WHAT YOU SHOULD DO -> Read the material below and tally how many lines hold the word "JSON", giving the number and nothing else.

========

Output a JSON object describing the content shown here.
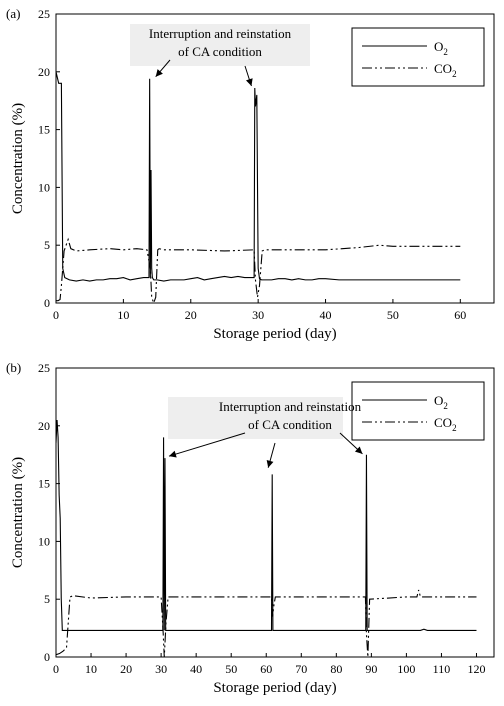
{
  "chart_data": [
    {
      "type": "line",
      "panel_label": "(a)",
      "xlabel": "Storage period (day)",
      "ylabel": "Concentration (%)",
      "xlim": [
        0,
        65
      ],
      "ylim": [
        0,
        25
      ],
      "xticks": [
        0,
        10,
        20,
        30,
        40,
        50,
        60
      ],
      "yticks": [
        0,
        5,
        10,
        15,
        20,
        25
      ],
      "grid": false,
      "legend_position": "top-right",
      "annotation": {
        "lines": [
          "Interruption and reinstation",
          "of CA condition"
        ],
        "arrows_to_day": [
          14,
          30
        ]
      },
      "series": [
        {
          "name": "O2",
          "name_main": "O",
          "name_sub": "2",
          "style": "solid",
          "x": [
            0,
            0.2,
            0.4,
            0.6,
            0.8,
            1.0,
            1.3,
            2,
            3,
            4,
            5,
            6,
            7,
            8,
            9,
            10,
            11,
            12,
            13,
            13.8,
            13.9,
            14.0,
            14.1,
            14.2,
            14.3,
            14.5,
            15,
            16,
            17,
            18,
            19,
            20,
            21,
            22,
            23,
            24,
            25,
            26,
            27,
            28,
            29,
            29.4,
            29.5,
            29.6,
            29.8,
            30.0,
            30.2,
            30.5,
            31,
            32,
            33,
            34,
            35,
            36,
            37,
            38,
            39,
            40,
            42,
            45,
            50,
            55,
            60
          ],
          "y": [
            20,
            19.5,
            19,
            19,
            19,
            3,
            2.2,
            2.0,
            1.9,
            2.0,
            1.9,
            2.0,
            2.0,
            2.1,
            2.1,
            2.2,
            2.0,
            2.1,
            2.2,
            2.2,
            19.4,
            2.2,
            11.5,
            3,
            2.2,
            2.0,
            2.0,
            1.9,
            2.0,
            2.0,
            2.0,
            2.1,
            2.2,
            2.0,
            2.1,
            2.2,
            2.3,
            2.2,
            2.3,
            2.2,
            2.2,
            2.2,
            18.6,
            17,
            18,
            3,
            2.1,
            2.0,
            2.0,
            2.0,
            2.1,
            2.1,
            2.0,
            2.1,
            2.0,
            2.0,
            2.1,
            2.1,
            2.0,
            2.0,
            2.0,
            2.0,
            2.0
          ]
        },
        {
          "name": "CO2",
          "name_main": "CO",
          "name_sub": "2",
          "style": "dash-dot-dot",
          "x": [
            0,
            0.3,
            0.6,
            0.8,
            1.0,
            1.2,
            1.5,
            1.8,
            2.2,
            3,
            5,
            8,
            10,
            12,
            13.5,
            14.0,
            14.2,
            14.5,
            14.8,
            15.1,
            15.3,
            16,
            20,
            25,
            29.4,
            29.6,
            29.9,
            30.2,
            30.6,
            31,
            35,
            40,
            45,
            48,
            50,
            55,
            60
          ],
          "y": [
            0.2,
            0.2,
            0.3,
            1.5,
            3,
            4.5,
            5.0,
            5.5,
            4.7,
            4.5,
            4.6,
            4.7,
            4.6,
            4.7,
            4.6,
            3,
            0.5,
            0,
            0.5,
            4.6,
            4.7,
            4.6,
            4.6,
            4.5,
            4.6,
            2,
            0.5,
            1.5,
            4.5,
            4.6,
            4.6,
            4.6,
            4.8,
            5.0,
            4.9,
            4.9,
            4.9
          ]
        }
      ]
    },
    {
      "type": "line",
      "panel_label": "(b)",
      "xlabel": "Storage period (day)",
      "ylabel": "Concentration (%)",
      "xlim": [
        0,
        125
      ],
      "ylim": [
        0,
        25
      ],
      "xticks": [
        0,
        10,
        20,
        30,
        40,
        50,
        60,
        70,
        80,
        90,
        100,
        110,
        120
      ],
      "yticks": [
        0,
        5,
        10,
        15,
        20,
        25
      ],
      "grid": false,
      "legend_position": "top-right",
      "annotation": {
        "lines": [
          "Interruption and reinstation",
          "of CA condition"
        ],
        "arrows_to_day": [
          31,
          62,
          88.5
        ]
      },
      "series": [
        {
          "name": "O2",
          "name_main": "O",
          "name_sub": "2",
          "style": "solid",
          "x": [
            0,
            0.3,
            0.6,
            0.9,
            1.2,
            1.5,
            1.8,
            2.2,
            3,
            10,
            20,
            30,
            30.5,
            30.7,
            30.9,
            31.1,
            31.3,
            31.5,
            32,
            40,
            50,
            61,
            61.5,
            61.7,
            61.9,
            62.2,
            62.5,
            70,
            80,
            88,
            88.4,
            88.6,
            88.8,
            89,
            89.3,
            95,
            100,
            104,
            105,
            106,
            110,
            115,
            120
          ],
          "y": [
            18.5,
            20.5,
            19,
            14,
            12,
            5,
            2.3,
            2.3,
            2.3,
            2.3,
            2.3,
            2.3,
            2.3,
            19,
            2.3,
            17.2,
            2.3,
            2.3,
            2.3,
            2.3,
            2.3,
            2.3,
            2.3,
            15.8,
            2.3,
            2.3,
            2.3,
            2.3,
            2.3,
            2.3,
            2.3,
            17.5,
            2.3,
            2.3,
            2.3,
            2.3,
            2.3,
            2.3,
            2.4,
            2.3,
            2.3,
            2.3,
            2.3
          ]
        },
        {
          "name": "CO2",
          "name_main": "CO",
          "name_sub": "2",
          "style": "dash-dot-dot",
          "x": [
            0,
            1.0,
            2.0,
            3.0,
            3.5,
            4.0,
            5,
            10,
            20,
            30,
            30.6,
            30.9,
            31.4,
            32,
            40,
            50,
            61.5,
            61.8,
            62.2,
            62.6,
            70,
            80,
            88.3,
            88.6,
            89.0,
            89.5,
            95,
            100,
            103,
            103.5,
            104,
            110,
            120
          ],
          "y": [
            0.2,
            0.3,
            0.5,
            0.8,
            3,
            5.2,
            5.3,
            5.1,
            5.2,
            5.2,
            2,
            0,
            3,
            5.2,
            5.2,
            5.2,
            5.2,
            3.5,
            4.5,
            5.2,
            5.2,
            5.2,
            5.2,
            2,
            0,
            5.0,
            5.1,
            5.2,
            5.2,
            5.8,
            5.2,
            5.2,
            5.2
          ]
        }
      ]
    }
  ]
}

========

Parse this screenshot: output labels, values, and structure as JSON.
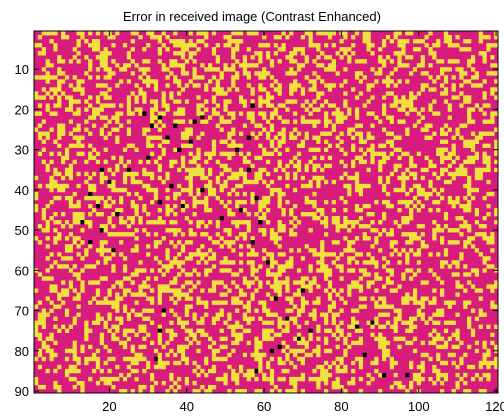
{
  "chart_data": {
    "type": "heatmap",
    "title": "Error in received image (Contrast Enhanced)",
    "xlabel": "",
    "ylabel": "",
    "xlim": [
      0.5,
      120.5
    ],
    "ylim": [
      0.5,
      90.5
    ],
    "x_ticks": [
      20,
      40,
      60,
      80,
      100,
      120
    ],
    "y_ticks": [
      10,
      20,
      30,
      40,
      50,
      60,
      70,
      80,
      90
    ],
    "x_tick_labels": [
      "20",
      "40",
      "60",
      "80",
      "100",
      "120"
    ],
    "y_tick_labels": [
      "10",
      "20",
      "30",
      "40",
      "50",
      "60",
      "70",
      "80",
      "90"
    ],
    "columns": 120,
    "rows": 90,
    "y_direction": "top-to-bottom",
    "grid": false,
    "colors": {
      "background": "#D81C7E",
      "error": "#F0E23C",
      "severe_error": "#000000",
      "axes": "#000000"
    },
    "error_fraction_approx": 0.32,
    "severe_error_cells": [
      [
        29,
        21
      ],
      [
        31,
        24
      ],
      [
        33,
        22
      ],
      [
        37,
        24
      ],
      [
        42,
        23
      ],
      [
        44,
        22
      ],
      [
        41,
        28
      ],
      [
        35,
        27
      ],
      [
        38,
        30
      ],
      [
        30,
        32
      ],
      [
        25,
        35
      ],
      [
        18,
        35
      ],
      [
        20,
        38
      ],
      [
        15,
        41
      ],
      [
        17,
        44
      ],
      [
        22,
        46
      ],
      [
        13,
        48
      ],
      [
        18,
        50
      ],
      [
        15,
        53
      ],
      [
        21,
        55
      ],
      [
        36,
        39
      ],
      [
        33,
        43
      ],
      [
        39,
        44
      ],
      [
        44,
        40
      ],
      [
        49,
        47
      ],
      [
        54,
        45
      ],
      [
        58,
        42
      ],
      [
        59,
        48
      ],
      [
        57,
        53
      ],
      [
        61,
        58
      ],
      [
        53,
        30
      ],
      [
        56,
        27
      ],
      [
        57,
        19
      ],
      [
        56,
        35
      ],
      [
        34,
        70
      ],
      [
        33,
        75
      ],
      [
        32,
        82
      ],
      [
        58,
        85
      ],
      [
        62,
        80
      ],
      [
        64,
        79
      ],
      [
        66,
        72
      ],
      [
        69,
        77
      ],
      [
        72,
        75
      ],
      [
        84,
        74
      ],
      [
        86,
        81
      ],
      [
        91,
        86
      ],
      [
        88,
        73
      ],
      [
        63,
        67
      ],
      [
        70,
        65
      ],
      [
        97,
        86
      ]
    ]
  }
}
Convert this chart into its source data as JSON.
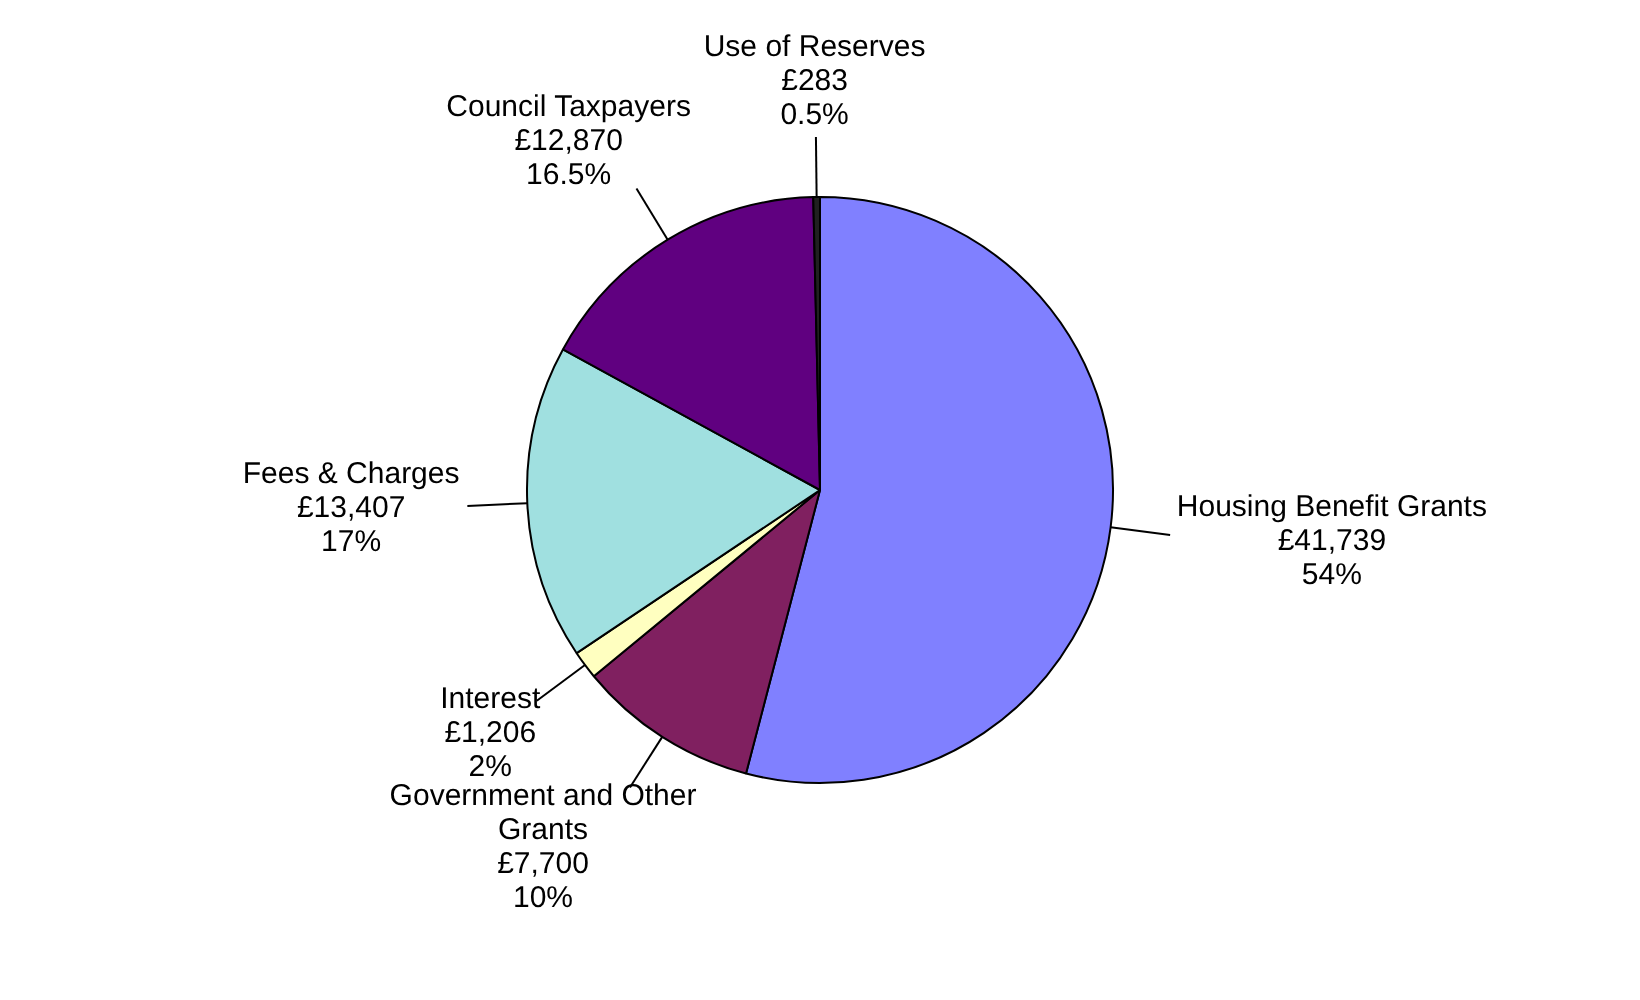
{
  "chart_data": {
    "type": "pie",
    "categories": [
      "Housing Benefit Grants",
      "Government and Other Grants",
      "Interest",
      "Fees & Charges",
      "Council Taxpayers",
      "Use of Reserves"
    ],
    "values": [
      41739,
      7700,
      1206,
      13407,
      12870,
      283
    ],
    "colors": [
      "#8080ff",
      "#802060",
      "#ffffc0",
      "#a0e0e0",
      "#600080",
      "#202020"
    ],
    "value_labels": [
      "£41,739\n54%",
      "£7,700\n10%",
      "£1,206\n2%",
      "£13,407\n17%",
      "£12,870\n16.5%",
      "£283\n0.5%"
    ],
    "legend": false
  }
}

========

PROBLEM SOLUTION -> 3